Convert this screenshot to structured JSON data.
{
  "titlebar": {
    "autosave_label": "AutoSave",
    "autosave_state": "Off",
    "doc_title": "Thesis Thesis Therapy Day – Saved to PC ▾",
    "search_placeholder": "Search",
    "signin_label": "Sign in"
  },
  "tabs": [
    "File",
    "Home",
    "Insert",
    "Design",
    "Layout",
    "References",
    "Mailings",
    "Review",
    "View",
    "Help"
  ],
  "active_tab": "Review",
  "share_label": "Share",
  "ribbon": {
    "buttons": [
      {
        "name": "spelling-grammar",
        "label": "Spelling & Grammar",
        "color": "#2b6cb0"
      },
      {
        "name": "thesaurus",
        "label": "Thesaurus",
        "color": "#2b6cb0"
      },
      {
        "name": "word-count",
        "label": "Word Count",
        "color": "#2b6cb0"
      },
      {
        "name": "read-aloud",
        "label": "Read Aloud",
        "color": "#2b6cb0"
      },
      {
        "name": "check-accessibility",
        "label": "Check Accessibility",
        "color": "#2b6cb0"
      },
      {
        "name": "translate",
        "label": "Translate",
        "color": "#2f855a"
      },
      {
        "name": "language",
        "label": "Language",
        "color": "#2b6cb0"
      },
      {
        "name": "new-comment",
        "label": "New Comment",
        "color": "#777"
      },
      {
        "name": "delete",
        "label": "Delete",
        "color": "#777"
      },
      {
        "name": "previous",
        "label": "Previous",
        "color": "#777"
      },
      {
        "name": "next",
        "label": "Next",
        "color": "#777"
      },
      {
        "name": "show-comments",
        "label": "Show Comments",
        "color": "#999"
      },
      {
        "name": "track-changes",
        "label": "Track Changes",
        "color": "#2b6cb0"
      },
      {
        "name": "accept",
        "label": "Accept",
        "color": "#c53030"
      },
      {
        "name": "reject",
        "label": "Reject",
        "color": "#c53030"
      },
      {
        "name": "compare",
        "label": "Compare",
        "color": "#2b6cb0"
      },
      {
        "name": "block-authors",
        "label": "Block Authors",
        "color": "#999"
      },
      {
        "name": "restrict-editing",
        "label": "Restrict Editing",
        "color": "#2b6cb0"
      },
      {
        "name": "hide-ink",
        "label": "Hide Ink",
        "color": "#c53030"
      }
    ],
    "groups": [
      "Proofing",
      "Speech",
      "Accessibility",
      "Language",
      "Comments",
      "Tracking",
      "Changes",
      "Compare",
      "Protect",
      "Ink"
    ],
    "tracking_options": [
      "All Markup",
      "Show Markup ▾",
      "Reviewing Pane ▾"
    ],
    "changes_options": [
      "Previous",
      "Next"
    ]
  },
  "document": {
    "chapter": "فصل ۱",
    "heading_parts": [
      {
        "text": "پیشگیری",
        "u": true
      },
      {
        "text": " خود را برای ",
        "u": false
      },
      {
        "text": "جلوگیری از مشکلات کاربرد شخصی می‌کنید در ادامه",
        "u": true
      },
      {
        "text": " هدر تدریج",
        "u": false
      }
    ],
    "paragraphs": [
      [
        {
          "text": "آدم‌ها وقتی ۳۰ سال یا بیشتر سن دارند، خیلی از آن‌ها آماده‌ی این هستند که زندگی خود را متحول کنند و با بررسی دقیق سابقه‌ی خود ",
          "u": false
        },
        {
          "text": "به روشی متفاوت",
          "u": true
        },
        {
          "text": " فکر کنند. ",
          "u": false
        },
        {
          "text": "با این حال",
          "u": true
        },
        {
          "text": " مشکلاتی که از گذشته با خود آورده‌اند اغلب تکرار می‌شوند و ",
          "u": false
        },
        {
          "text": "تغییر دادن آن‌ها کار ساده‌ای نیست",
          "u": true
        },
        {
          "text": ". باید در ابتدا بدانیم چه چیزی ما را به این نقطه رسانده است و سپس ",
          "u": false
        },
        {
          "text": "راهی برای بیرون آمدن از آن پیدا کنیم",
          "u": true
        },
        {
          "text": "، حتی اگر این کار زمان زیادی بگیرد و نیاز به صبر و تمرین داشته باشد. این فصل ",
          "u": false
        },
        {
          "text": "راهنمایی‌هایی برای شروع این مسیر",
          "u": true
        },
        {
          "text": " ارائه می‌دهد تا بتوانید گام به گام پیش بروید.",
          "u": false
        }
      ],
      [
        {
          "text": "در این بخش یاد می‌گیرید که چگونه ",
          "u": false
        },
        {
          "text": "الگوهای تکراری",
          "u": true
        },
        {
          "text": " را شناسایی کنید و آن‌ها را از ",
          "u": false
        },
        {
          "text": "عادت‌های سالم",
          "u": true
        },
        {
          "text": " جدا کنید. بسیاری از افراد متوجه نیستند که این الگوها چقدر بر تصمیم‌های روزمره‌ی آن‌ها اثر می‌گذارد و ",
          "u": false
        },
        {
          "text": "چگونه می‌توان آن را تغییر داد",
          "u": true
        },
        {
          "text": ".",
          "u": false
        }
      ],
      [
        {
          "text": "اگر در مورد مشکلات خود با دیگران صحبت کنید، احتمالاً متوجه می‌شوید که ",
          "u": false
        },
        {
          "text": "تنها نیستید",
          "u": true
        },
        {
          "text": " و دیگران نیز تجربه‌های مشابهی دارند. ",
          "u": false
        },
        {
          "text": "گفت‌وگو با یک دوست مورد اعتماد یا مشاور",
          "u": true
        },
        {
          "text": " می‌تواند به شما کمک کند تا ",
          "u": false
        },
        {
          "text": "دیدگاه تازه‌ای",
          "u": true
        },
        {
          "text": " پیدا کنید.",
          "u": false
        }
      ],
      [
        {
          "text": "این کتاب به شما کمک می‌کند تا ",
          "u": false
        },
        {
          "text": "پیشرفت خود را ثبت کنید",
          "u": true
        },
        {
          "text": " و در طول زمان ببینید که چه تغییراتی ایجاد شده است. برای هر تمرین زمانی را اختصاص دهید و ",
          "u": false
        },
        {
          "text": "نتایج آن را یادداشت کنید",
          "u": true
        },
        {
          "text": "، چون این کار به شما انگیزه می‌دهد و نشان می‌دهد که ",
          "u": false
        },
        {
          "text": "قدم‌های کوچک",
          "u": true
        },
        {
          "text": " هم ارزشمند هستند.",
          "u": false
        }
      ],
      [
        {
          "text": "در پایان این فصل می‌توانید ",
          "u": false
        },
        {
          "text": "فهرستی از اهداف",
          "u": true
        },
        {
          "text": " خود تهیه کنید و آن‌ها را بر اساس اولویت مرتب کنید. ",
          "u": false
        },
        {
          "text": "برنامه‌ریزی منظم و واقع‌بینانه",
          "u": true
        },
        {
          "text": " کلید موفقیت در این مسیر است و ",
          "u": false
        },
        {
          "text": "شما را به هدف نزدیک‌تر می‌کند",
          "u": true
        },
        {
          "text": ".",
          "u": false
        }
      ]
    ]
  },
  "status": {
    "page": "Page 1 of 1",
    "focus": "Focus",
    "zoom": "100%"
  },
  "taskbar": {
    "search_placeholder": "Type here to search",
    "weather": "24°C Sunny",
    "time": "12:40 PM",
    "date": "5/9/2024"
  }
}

### Objective
Repeat the material above in full, exactly as it stands.

### Reply
Convert this screenshot to structured JSON data.
{
  "titlebar": {
    "autosave_label": "AutoSave",
    "autosave_state": "Off",
    "doc_title": "Thesis Thesis Therapy Day – Saved to PC ▾",
    "search_placeholder": "Search",
    "signin_label": "Sign in"
  },
  "tabs": [
    "File",
    "Home",
    "Insert",
    "Design",
    "Layout",
    "References",
    "Mailings",
    "Review",
    "View",
    "Help"
  ],
  "active_tab": "Review",
  "share_label": "Share",
  "ribbon": {
    "buttons": [
      {
        "name": "spelling-grammar",
        "label": "Spelling & Grammar",
        "color": "#2b6cb0"
      },
      {
        "name": "thesaurus",
        "label": "Thesaurus",
        "color": "#2b6cb0"
      },
      {
        "name": "word-count",
        "label": "Word Count",
        "color": "#2b6cb0"
      },
      {
        "name": "read-aloud",
        "label": "Read Aloud",
        "color": "#2b6cb0"
      },
      {
        "name": "check-accessibility",
        "label": "Check Accessibility",
        "color": "#2b6cb0"
      },
      {
        "name": "translate",
        "label": "Translate",
        "color": "#2f855a"
      },
      {
        "name": "language",
        "label": "Language",
        "color": "#2b6cb0"
      },
      {
        "name": "new-comment",
        "label": "New Comment",
        "color": "#777"
      },
      {
        "name": "delete",
        "label": "Delete",
        "color": "#777"
      },
      {
        "name": "previous",
        "label": "Previous",
        "color": "#777"
      },
      {
        "name": "next",
        "label": "Next",
        "color": "#777"
      },
      {
        "name": "show-comments",
        "label": "Show Comments",
        "color": "#999"
      },
      {
        "name": "track-changes",
        "label": "Track Changes",
        "color": "#2b6cb0"
      },
      {
        "name": "accept",
        "label": "Accept",
        "color": "#c53030"
      },
      {
        "name": "reject",
        "label": "Reject",
        "color": "#c53030"
      },
      {
        "name": "compare",
        "label": "Compare",
        "color": "#2b6cb0"
      },
      {
        "name": "block-authors",
        "label": "Block Authors",
        "color": "#999"
      },
      {
        "name": "restrict-editing",
        "label": "Restrict Editing",
        "color": "#2b6cb0"
      },
      {
        "name": "hide-ink",
        "label": "Hide Ink",
        "color": "#c53030"
      }
    ],
    "groups": [
      "Proofing",
      "Speech",
      "Accessibility",
      "Language",
      "Comments",
      "Tracking",
      "Changes",
      "Compare",
      "Protect",
      "Ink"
    ],
    "tracking_options": [
      "All Markup",
      "Show Markup ▾",
      "Reviewing Pane ▾"
    ],
    "changes_options": [
      "Previous",
      "Next"
    ]
  },
  "document": {
    "chapter": "فصل ۱",
    "heading_parts": [
      {
        "text": "پیشگیری",
        "u": true
      },
      {
        "text": " خود را برای ",
        "u": false
      },
      {
        "text": "جلوگیری از مشکلات کاربرد شخصی می‌کنید در ادامه",
        "u": true
      },
      {
        "text": " هدر تدریج",
        "u": false
      }
    ],
    "paragraphs": [
      [
        {
          "text": "آدم‌ها وقتی ۳۰ سال یا بیشتر سن دارند، خیلی از آن‌ها آماده‌ی این هستند که زندگی خود را متحول کنند و با بررسی دقیق سابقه‌ی خود ",
          "u": false
        },
        {
          "text": "به روشی متفاوت",
          "u": true
        },
        {
          "text": " فکر کنند. ",
          "u": false
        },
        {
          "text": "با این حال",
          "u": true
        },
        {
          "text": " مشکلاتی که از گذشته با خود آورده‌اند اغلب تکرار می‌شوند و ",
          "u": false
        },
        {
          "text": "تغییر دادن آن‌ها کار ساده‌ای نیست",
          "u": true
        },
        {
          "text": ". باید در ابتدا بدانیم چه چیزی ما را به این نقطه رسانده است و سپس ",
          "u": false
        },
        {
          "text": "راهی برای بیرون آمدن از آن پیدا کنیم",
          "u": true
        },
        {
          "text": "، حتی اگر این کار زمان زیادی بگیرد و نیاز به صبر و تمرین داشته باشد. این فصل ",
          "u": false
        },
        {
          "text": "راهنمایی‌هایی برای شروع این مسیر",
          "u": true
        },
        {
          "text": " ارائه می‌دهد تا بتوانید گام به گام پیش بروید.",
          "u": false
        }
      ],
      [
        {
          "text": "در این بخش یاد می‌گیرید که چگونه ",
          "u": false
        },
        {
          "text": "الگوهای تکراری",
          "u": true
        },
        {
          "text": " را شناسایی کنید و آن‌ها را از ",
          "u": false
        },
        {
          "text": "عادت‌های سالم",
          "u": true
        },
        {
          "text": " جدا کنید. بسیاری از افراد متوجه نیستند که این الگوها چقدر بر تصمیم‌های روزمره‌ی آن‌ها اثر می‌گذارد و ",
          "u": false
        },
        {
          "text": "چگونه می‌توان آن را تغییر داد",
          "u": true
        },
        {
          "text": ".",
          "u": false
        }
      ],
      [
        {
          "text": "اگر در مورد مشکلات خود با دیگران صحبت کنید، احتمالاً متوجه می‌شوید که ",
          "u": false
        },
        {
          "text": "تنها نیستید",
          "u": true
        },
        {
          "text": " و دیگران نیز تجربه‌های مشابهی دارند. ",
          "u": false
        },
        {
          "text": "گفت‌وگو با یک دوست مورد اعتماد یا مشاور",
          "u": true
        },
        {
          "text": " می‌تواند به شما کمک کند تا ",
          "u": false
        },
        {
          "text": "دیدگاه تازه‌ای",
          "u": true
        },
        {
          "text": " پیدا کنید.",
          "u": false
        }
      ],
      [
        {
          "text": "این کتاب به شما کمک می‌کند تا ",
          "u": false
        },
        {
          "text": "پیشرفت خود را ثبت کنید",
          "u": true
        },
        {
          "text": " و در طول زمان ببینید که چه تغییراتی ایجاد شده است. برای هر تمرین زمانی را اختصاص دهید و ",
          "u": false
        },
        {
          "text": "نتایج آن را یادداشت کنید",
          "u": true
        },
        {
          "text": "، چون این کار به شما انگیزه می‌دهد و نشان می‌دهد که ",
          "u": false
        },
        {
          "text": "قدم‌های کوچک",
          "u": true
        },
        {
          "text": " هم ارزشمند هستند.",
          "u": false
        }
      ],
      [
        {
          "text": "در پایان این فصل می‌توانید ",
          "u": false
        },
        {
          "text": "فهرستی از اهداف",
          "u": true
        },
        {
          "text": " خود تهیه کنید و آن‌ها را بر اساس اولویت مرتب کنید. ",
          "u": false
        },
        {
          "text": "برنامه‌ریزی منظم و واقع‌بینانه",
          "u": true
        },
        {
          "text": " کلید موفقیت در این مسیر است و ",
          "u": false
        },
        {
          "text": "شما را به هدف نزدیک‌تر می‌کند",
          "u": true
        },
        {
          "text": ".",
          "u": false
        }
      ]
    ]
  },
  "status": {
    "page": "Page 1 of 1",
    "focus": "Focus",
    "zoom": "100%"
  },
  "taskbar": {
    "search_placeholder": "Type here to search",
    "weather": "24°C Sunny",
    "time": "12:40 PM",
    "date": "5/9/2024"
  }
}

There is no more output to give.